◆ **TASK STATEMENT**
Find out how many lines of the material contain the string "výchovy" and give only that figure.

◆ **Dataset listings of figures**
>> Begin

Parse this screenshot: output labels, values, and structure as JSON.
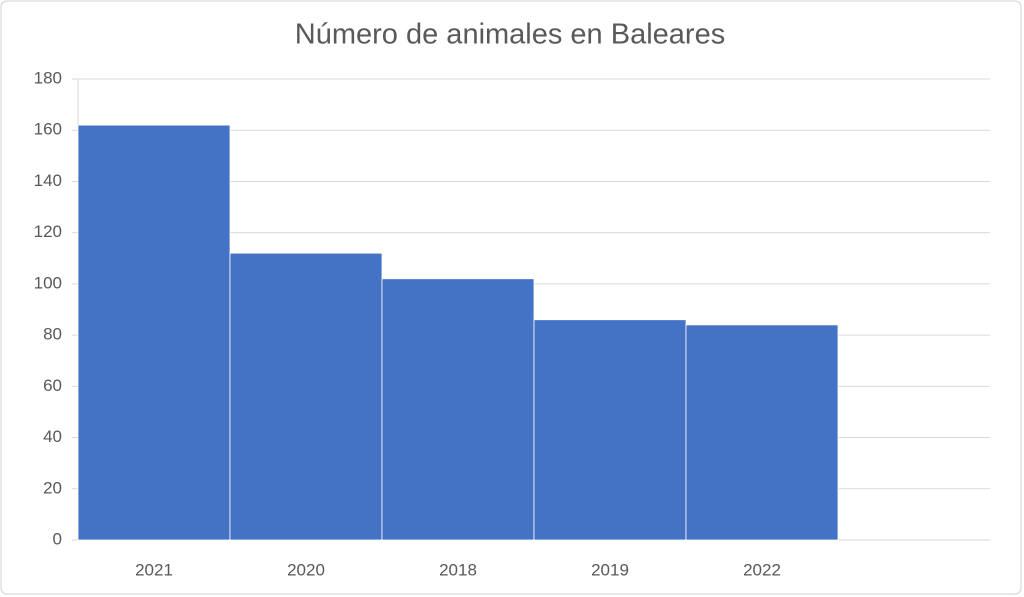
{
  "chart_data": {
    "type": "bar",
    "title": "Número de animales en Baleares",
    "categories": [
      "2021",
      "2020",
      "2018",
      "2019",
      "2022",
      null
    ],
    "values": [
      162,
      112,
      102,
      86,
      84,
      null
    ],
    "color": "#4472c4",
    "ylim": [
      0,
      180
    ],
    "yticks": [
      0,
      20,
      40,
      60,
      80,
      100,
      120,
      140,
      160,
      180
    ],
    "grid": true
  }
}
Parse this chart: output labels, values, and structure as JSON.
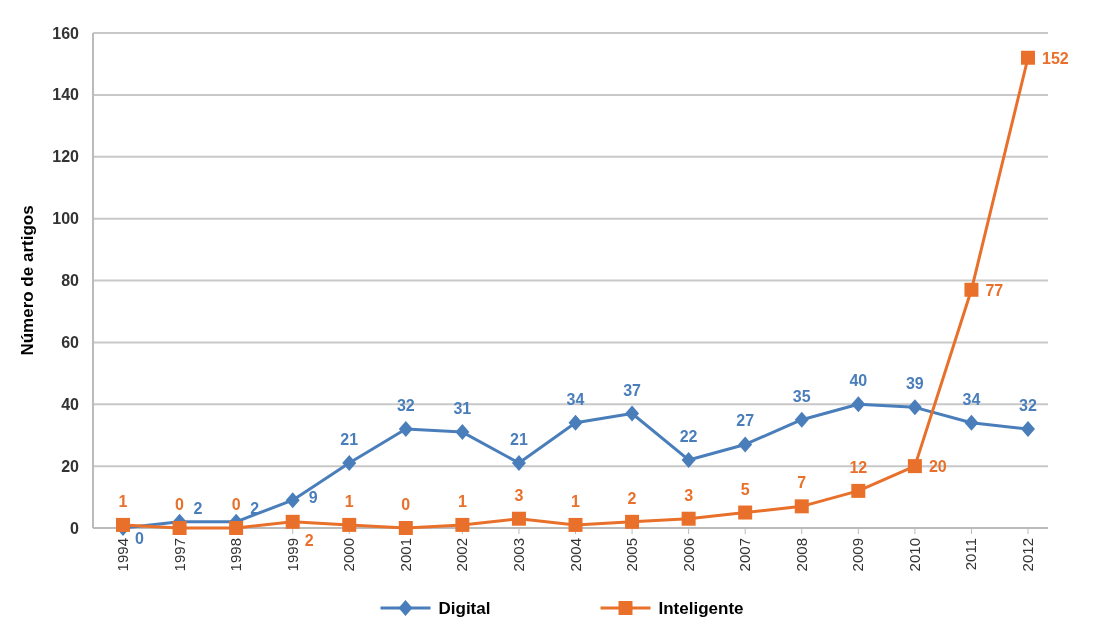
{
  "chart_data": {
    "type": "line",
    "ylabel": "Número de artigos",
    "categories": [
      "1994",
      "1997",
      "1998",
      "1999",
      "2000",
      "2001",
      "2002",
      "2003",
      "2004",
      "2005",
      "2006",
      "2007",
      "2008",
      "2009",
      "2010",
      "2011",
      "2012"
    ],
    "series": [
      {
        "name": "Digital",
        "color": "#4a7ebb",
        "marker": "diamond",
        "values": [
          0,
          2,
          2,
          9,
          21,
          32,
          31,
          21,
          34,
          37,
          22,
          27,
          35,
          40,
          39,
          34,
          32
        ]
      },
      {
        "name": "Inteligente",
        "color": "#e8702a",
        "marker": "square",
        "values": [
          1,
          0,
          0,
          2,
          1,
          0,
          1,
          3,
          1,
          2,
          3,
          5,
          7,
          12,
          20,
          77,
          152
        ]
      }
    ],
    "ylim": [
      0,
      160
    ],
    "yticks": [
      0,
      20,
      40,
      60,
      80,
      100,
      120,
      140,
      160
    ],
    "grid": "y",
    "legend": "bottom",
    "data_labels": true,
    "line_style": "solid"
  }
}
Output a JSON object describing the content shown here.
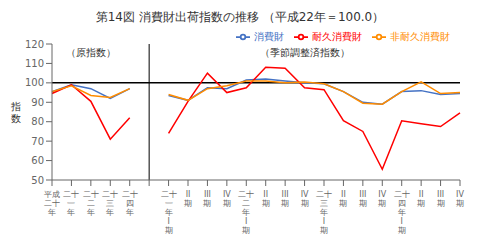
{
  "chart_data": {
    "type": "line",
    "title": "第14図  消費財出荷指数の推移  （平成22年＝100.0）",
    "ylabel": "指\n数",
    "categories": [
      "平成\n二十\n年",
      "二十\n一\n年",
      "二十\n二\n年",
      "二十\n三\n年",
      "二十\n四\n年",
      null,
      "二十\n一\n年\nI\n期",
      "II\n期",
      "III\n期",
      "IV\n期",
      "二十\n二\n年\nI\n期",
      "II\n期",
      "III\n期",
      "IV\n期",
      "二十\n三\n年\nI\n期",
      "II\n期",
      "III\n期",
      "IV\n期",
      "二十\n四\n年\nI\n期",
      "II\n期",
      "III\n期",
      "IV\n期"
    ],
    "series": [
      {
        "name": "消費財",
        "color": "#4472c4",
        "values": [
          95.5,
          99.0,
          97.0,
          92.0,
          97.0,
          null,
          93.5,
          91.0,
          97.5,
          97.0,
          101.5,
          102.0,
          101.0,
          100.0,
          99.5,
          95.5,
          90.0,
          89.0,
          95.5,
          96.0,
          94.0,
          94.5
        ]
      },
      {
        "name": "耐久消費財",
        "color": "#ff0000",
        "values": [
          94.5,
          99.0,
          90.5,
          71.0,
          82.0,
          null,
          74.0,
          90.5,
          105.0,
          95.0,
          97.5,
          108.0,
          107.5,
          97.5,
          96.5,
          80.5,
          75.0,
          55.5,
          80.5,
          79.0,
          77.5,
          84.5
        ]
      },
      {
        "name": "非耐久消費財",
        "color": "#ff8c00",
        "values": [
          95.5,
          98.5,
          93.5,
          92.5,
          97.0,
          null,
          94.0,
          91.0,
          97.0,
          98.5,
          101.0,
          101.0,
          100.0,
          100.5,
          99.5,
          95.5,
          89.5,
          89.0,
          95.5,
          100.5,
          94.5,
          95.0
        ]
      }
    ],
    "ylim": [
      50,
      120
    ],
    "yticks": [
      50,
      60,
      70,
      80,
      90,
      100,
      110,
      120
    ],
    "hline": 100,
    "annotations": [
      "（原指数）",
      "（季節調整済指数）"
    ],
    "legend": "upper right",
    "grid": false
  }
}
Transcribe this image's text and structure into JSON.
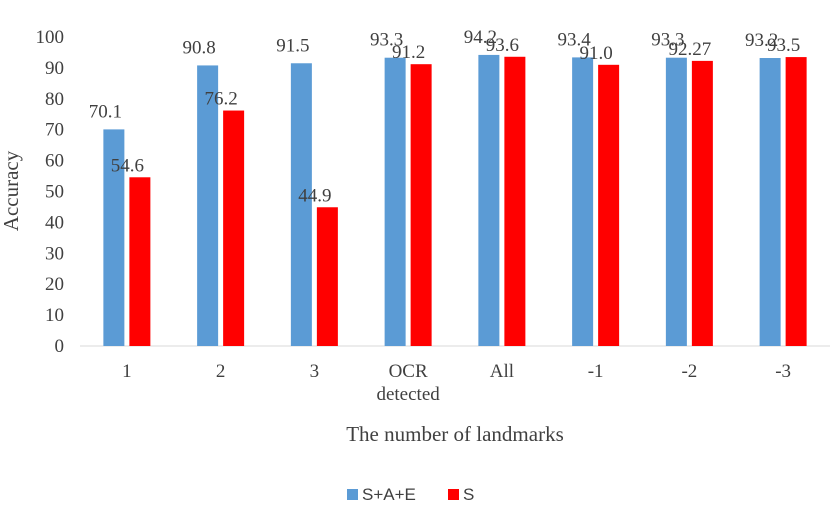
{
  "chart_data": {
    "type": "bar",
    "title": "",
    "xlabel": "The number of landmarks",
    "ylabel": "Accuracy",
    "ylim": [
      0,
      100
    ],
    "yticks": [
      0,
      10,
      20,
      30,
      40,
      50,
      60,
      70,
      80,
      90,
      100
    ],
    "categories": [
      [
        "1"
      ],
      [
        "2"
      ],
      [
        "3"
      ],
      [
        "OCR",
        "detected"
      ],
      [
        "All"
      ],
      [
        "-1"
      ],
      [
        "-2"
      ],
      [
        "-3"
      ]
    ],
    "series": [
      {
        "name": "S+A+E",
        "color": "#5B9BD5",
        "values": [
          70.1,
          90.8,
          91.5,
          93.3,
          94.2,
          93.4,
          93.3,
          93.2
        ],
        "labels": [
          "70.1",
          "90.8",
          "91.5",
          "93.3",
          "94.2",
          "93.4",
          "93.3",
          "93.2"
        ]
      },
      {
        "name": "S",
        "color": "#FF0000",
        "values": [
          54.6,
          76.2,
          44.9,
          91.2,
          93.6,
          91.0,
          92.27,
          93.5
        ],
        "labels": [
          "54.6",
          "76.2",
          "44.9",
          "91.2",
          "93.6",
          "91.0",
          "92.27",
          "93.5"
        ]
      }
    ],
    "legend_position": "bottom-center",
    "grid": false
  }
}
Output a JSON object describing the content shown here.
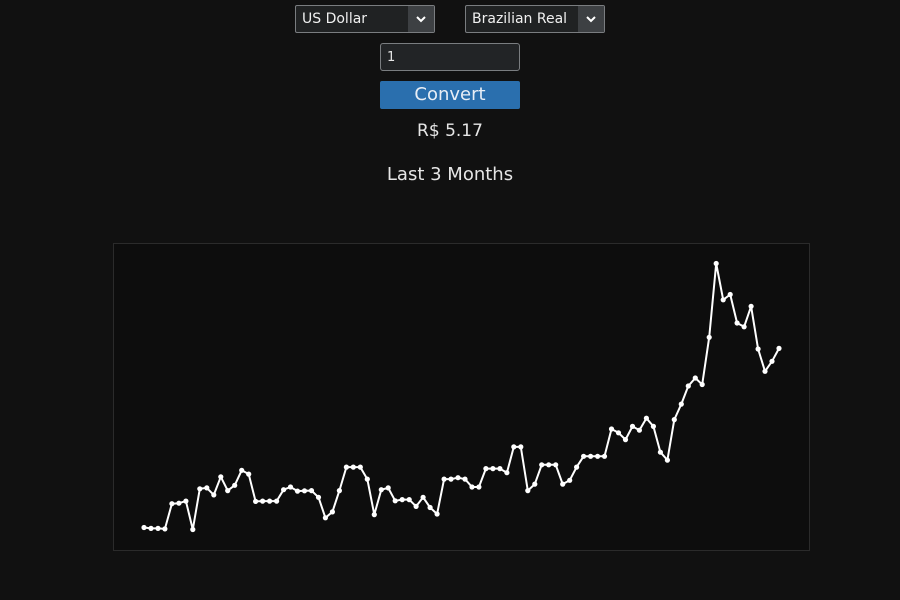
{
  "converter": {
    "from_currency": "US Dollar",
    "to_currency": "Brazilian Real",
    "amount": "1",
    "convert_label": "Convert",
    "result": "R$ 5.17",
    "icons": {
      "dropdown": "chevron-down-icon"
    }
  },
  "chart": {
    "heading": "Last 3 Months",
    "line_color": "#ffffff"
  },
  "chart_data": {
    "type": "line",
    "title": "Last 3 Months",
    "xlabel": "",
    "ylabel": "",
    "grid": false,
    "ylim": [
      0,
      100
    ],
    "series": [
      {
        "values": [
          5.3,
          5.0,
          5.0,
          4.8,
          13.4,
          13.6,
          14.3,
          4.6,
          18.5,
          18.8,
          16.4,
          22.6,
          17.9,
          19.7,
          24.8,
          23.5,
          14.2,
          14.3,
          14.3,
          14.3,
          18.2,
          19.1,
          17.7,
          17.8,
          17.9,
          15.6,
          8.6,
          10.6,
          17.9,
          25.9,
          25.9,
          25.9,
          21.8,
          9.7,
          18.2,
          18.8,
          14.4,
          14.8,
          14.8,
          12.5,
          15.6,
          12.1,
          9.9,
          21.8,
          21.8,
          22.3,
          21.8,
          19.1,
          19.1,
          25.4,
          25.4,
          25.4,
          24.0,
          32.8,
          32.8,
          17.9,
          20.1,
          26.7,
          26.7,
          26.7,
          20.1,
          21.4,
          25.9,
          29.6,
          29.6,
          29.6,
          29.6,
          38.9,
          37.6,
          35.3,
          39.8,
          38.5,
          42.6,
          39.8,
          31.0,
          28.3,
          42.1,
          47.4,
          53.6,
          56.3,
          54.1,
          70.2,
          95.4,
          83.0,
          84.8,
          75.1,
          73.8,
          80.8,
          66.2,
          58.6,
          62.0,
          66.4
        ]
      }
    ]
  }
}
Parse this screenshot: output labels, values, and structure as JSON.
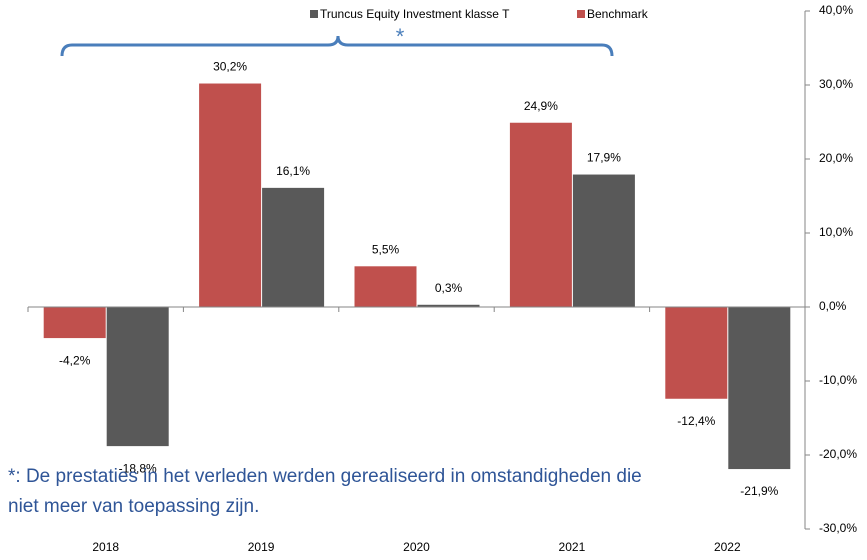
{
  "chart_data": {
    "type": "bar",
    "categories": [
      "2018",
      "2019",
      "2020",
      "2021",
      "2022"
    ],
    "series": [
      {
        "name": "Truncus Equity Investment klasse T",
        "color": "#595959",
        "values": [
          -18.8,
          16.1,
          0.3,
          17.9,
          -21.9
        ],
        "value_labels": [
          "-18,8%",
          "16,1%",
          "0,3%",
          "17,9%",
          "-21,9%"
        ]
      },
      {
        "name": "Benchmark",
        "color": "#c0504d",
        "values": [
          -4.2,
          30.2,
          5.5,
          24.9,
          -12.4
        ],
        "value_labels": [
          "-4,2%",
          "30,2%",
          "5,5%",
          "24,9%",
          "-12,4%"
        ]
      }
    ],
    "ylim": [
      -30,
      40
    ],
    "yticks": [
      {
        "value": -30,
        "label": "-30,0%"
      },
      {
        "value": -20,
        "label": "-20,0%"
      },
      {
        "value": -10,
        "label": "-10,0%"
      },
      {
        "value": 0,
        "label": "0,0%"
      },
      {
        "value": 10,
        "label": "10,0%"
      },
      {
        "value": 20,
        "label": "20,0%"
      },
      {
        "value": 30,
        "label": "30,0%"
      },
      {
        "value": 40,
        "label": "40,0%"
      }
    ],
    "annotations": [
      "*",
      "*: De prestaties in het verleden werden gerealiseerd in omstandigheden die",
      "niet meer van toepassing zijn."
    ],
    "legend": "top"
  }
}
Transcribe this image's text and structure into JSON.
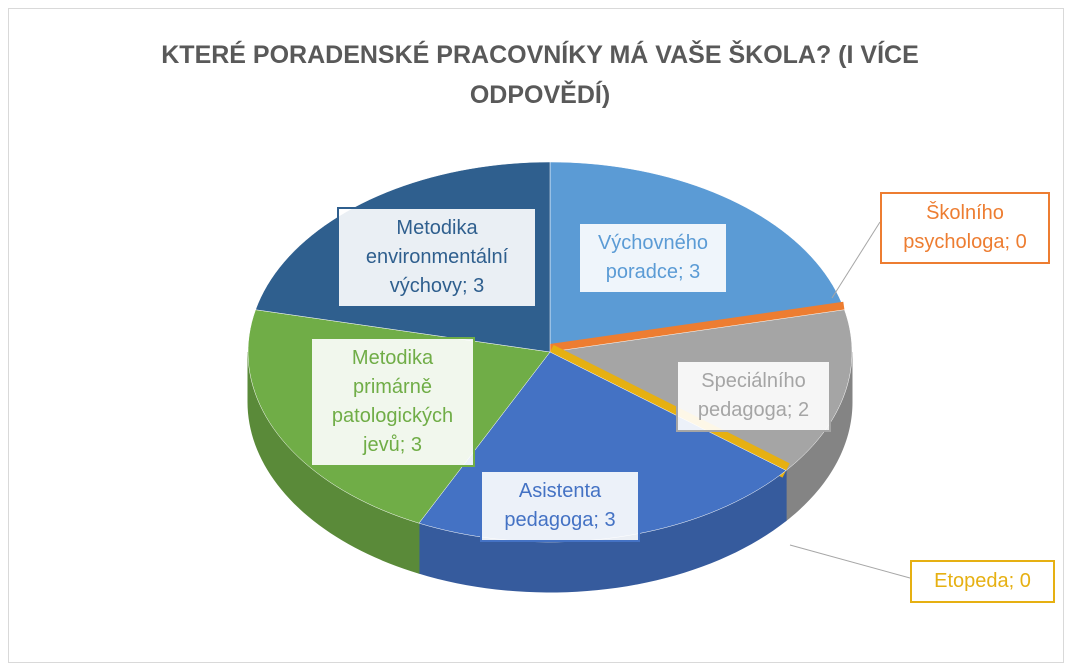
{
  "chart_data": {
    "type": "pie3d",
    "title": "KTERÉ PORADENSKÉ PRACOVNÍKY MÁ VAŠE ŠKOLA? (I VÍCE ODPOVĚDÍ)",
    "categories": [
      "Výchovného poradce",
      "Školního psychologa",
      "Speciálního pedagoga",
      "Etopeda",
      "Asistenta pedagoga",
      "Metodika primárně patologických jevů",
      "Metodika environmentální výchovy"
    ],
    "values": [
      3,
      0,
      2,
      0,
      3,
      3,
      3
    ],
    "value_labels": [
      "Výchovného poradce; 3",
      "Školního psychologa; 0",
      "Speciálního pedagoga; 2",
      "Etopeda; 0",
      "Asistenta pedagoga; 3",
      "Metodika primárně patologických jevů; 3",
      "Metodika environmentální výchovy; 3"
    ],
    "colors": [
      "#5b9bd5",
      "#ed7d31",
      "#a5a5a5",
      "#e6b012",
      "#4472c4",
      "#70ad47",
      "#2f5f8e"
    ]
  }
}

>> End

◆ **SOLUTION TO THIS PROBLEM**
2